--- BEGIN ---

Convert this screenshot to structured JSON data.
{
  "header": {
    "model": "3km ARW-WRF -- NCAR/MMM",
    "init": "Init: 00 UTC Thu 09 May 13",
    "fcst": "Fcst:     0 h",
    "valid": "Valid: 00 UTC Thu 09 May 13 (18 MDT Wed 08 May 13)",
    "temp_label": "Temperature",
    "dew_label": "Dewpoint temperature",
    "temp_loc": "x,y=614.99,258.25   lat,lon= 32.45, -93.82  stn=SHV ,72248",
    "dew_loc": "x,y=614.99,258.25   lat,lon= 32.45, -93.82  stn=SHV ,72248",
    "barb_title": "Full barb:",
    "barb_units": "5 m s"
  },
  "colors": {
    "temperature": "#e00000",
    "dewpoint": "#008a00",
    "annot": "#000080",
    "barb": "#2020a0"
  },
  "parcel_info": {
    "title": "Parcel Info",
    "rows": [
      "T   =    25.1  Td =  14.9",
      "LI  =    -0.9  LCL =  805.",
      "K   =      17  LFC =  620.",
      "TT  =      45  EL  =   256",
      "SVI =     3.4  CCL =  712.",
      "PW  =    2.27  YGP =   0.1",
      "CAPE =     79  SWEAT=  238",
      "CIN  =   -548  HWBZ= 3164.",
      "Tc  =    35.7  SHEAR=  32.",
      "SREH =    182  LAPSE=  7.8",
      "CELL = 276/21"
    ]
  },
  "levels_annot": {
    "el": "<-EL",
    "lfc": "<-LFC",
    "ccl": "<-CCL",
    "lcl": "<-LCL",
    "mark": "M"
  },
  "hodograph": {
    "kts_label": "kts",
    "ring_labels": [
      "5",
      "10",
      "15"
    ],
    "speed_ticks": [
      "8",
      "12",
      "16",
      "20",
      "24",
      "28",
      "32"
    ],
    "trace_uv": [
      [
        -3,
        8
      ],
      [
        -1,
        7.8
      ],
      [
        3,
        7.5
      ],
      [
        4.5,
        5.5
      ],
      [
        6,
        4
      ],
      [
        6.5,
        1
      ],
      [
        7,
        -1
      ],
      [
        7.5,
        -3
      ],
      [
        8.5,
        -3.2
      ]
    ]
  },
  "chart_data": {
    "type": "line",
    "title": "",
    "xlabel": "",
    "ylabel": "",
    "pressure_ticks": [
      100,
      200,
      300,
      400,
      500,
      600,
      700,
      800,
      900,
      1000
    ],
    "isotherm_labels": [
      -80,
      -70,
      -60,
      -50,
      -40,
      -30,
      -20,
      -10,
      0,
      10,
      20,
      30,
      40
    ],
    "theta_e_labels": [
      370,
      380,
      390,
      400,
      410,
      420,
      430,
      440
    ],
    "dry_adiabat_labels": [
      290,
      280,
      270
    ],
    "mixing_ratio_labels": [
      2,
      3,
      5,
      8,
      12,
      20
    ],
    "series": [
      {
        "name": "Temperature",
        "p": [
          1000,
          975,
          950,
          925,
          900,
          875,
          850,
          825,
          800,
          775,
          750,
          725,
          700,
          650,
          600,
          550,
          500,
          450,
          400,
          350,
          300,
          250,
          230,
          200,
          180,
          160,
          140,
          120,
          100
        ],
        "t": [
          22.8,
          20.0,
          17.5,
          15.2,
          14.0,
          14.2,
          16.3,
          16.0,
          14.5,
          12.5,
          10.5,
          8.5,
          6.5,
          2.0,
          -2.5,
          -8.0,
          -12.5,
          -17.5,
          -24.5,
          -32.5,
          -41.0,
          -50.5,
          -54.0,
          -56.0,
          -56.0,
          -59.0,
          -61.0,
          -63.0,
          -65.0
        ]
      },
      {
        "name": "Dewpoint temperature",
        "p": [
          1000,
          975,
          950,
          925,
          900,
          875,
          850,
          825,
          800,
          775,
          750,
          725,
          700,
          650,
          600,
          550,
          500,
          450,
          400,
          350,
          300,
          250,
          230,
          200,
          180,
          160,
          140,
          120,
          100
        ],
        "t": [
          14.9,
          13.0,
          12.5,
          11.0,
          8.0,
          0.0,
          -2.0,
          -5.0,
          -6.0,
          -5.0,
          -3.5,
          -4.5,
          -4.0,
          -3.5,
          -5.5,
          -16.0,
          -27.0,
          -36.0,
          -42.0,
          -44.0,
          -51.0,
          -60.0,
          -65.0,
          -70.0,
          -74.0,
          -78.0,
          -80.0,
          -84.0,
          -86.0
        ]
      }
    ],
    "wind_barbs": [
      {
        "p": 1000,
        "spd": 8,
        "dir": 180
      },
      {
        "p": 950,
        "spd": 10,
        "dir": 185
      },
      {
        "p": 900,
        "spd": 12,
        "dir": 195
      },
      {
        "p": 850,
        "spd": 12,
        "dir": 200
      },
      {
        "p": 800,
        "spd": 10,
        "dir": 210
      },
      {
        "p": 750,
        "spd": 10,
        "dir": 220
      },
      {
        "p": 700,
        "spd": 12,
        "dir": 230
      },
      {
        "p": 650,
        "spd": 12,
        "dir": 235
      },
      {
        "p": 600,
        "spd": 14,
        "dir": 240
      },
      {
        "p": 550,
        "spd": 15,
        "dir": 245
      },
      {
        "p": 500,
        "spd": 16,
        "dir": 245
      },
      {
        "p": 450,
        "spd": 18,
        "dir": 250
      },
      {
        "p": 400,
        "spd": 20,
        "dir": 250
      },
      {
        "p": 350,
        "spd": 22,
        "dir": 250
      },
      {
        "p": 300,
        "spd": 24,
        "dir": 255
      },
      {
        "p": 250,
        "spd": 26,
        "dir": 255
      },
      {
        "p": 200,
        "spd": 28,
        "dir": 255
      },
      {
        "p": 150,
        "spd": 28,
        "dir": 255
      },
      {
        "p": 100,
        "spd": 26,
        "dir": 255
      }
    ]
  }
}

--- END ---

TASK BRIEF =
Each line of the material above must be retyped precisely.

THE REPLY =
Convert this screenshot to structured JSON data.
{
  "header": {
    "model": "3km ARW-WRF -- NCAR/MMM",
    "init": "Init: 00 UTC Thu 09 May 13",
    "fcst": "Fcst:     0 h",
    "valid": "Valid: 00 UTC Thu 09 May 13 (18 MDT Wed 08 May 13)",
    "temp_label": "Temperature",
    "dew_label": "Dewpoint temperature",
    "temp_loc": "x,y=614.99,258.25   lat,lon= 32.45, -93.82  stn=SHV ,72248",
    "dew_loc": "x,y=614.99,258.25   lat,lon= 32.45, -93.82  stn=SHV ,72248",
    "barb_title": "Full barb:",
    "barb_units": "5 m s"
  },
  "colors": {
    "temperature": "#e00000",
    "dewpoint": "#008a00",
    "annot": "#000080",
    "barb": "#2020a0"
  },
  "parcel_info": {
    "title": "Parcel Info",
    "rows": [
      "T   =    25.1  Td =  14.9",
      "LI  =    -0.9  LCL =  805.",
      "K   =      17  LFC =  620.",
      "TT  =      45  EL  =   256",
      "SVI =     3.4  CCL =  712.",
      "PW  =    2.27  YGP =   0.1",
      "CAPE =     79  SWEAT=  238",
      "CIN  =   -548  HWBZ= 3164.",
      "Tc  =    35.7  SHEAR=  32.",
      "SREH =    182  LAPSE=  7.8",
      "CELL = 276/21"
    ]
  },
  "levels_annot": {
    "el": "<-EL",
    "lfc": "<-LFC",
    "ccl": "<-CCL",
    "lcl": "<-LCL",
    "mark": "M"
  },
  "hodograph": {
    "kts_label": "kts",
    "ring_labels": [
      "5",
      "10",
      "15"
    ],
    "speed_ticks": [
      "8",
      "12",
      "16",
      "20",
      "24",
      "28",
      "32"
    ],
    "trace_uv": [
      [
        -3,
        8
      ],
      [
        -1,
        7.8
      ],
      [
        3,
        7.5
      ],
      [
        4.5,
        5.5
      ],
      [
        6,
        4
      ],
      [
        6.5,
        1
      ],
      [
        7,
        -1
      ],
      [
        7.5,
        -3
      ],
      [
        8.5,
        -3.2
      ]
    ]
  },
  "chart_data": {
    "type": "line",
    "title": "",
    "xlabel": "",
    "ylabel": "",
    "pressure_ticks": [
      100,
      200,
      300,
      400,
      500,
      600,
      700,
      800,
      900,
      1000
    ],
    "isotherm_labels": [
      -80,
      -70,
      -60,
      -50,
      -40,
      -30,
      -20,
      -10,
      0,
      10,
      20,
      30,
      40
    ],
    "theta_e_labels": [
      370,
      380,
      390,
      400,
      410,
      420,
      430,
      440
    ],
    "dry_adiabat_labels": [
      290,
      280,
      270
    ],
    "mixing_ratio_labels": [
      2,
      3,
      5,
      8,
      12,
      20
    ],
    "series": [
      {
        "name": "Temperature",
        "p": [
          1000,
          975,
          950,
          925,
          900,
          875,
          850,
          825,
          800,
          775,
          750,
          725,
          700,
          650,
          600,
          550,
          500,
          450,
          400,
          350,
          300,
          250,
          230,
          200,
          180,
          160,
          140,
          120,
          100
        ],
        "t": [
          22.8,
          20.0,
          17.5,
          15.2,
          14.0,
          14.2,
          16.3,
          16.0,
          14.5,
          12.5,
          10.5,
          8.5,
          6.5,
          2.0,
          -2.5,
          -8.0,
          -12.5,
          -17.5,
          -24.5,
          -32.5,
          -41.0,
          -50.5,
          -54.0,
          -56.0,
          -56.0,
          -59.0,
          -61.0,
          -63.0,
          -65.0
        ]
      },
      {
        "name": "Dewpoint temperature",
        "p": [
          1000,
          975,
          950,
          925,
          900,
          875,
          850,
          825,
          800,
          775,
          750,
          725,
          700,
          650,
          600,
          550,
          500,
          450,
          400,
          350,
          300,
          250,
          230,
          200,
          180,
          160,
          140,
          120,
          100
        ],
        "t": [
          14.9,
          13.0,
          12.5,
          11.0,
          8.0,
          0.0,
          -2.0,
          -5.0,
          -6.0,
          -5.0,
          -3.5,
          -4.5,
          -4.0,
          -3.5,
          -5.5,
          -16.0,
          -27.0,
          -36.0,
          -42.0,
          -44.0,
          -51.0,
          -60.0,
          -65.0,
          -70.0,
          -74.0,
          -78.0,
          -80.0,
          -84.0,
          -86.0
        ]
      }
    ],
    "wind_barbs": [
      {
        "p": 1000,
        "spd": 8,
        "dir": 180
      },
      {
        "p": 950,
        "spd": 10,
        "dir": 185
      },
      {
        "p": 900,
        "spd": 12,
        "dir": 195
      },
      {
        "p": 850,
        "spd": 12,
        "dir": 200
      },
      {
        "p": 800,
        "spd": 10,
        "dir": 210
      },
      {
        "p": 750,
        "spd": 10,
        "dir": 220
      },
      {
        "p": 700,
        "spd": 12,
        "dir": 230
      },
      {
        "p": 650,
        "spd": 12,
        "dir": 235
      },
      {
        "p": 600,
        "spd": 14,
        "dir": 240
      },
      {
        "p": 550,
        "spd": 15,
        "dir": 245
      },
      {
        "p": 500,
        "spd": 16,
        "dir": 245
      },
      {
        "p": 450,
        "spd": 18,
        "dir": 250
      },
      {
        "p": 400,
        "spd": 20,
        "dir": 250
      },
      {
        "p": 350,
        "spd": 22,
        "dir": 250
      },
      {
        "p": 300,
        "spd": 24,
        "dir": 255
      },
      {
        "p": 250,
        "spd": 26,
        "dir": 255
      },
      {
        "p": 200,
        "spd": 28,
        "dir": 255
      },
      {
        "p": 150,
        "spd": 28,
        "dir": 255
      },
      {
        "p": 100,
        "spd": 26,
        "dir": 255
      }
    ]
  }
}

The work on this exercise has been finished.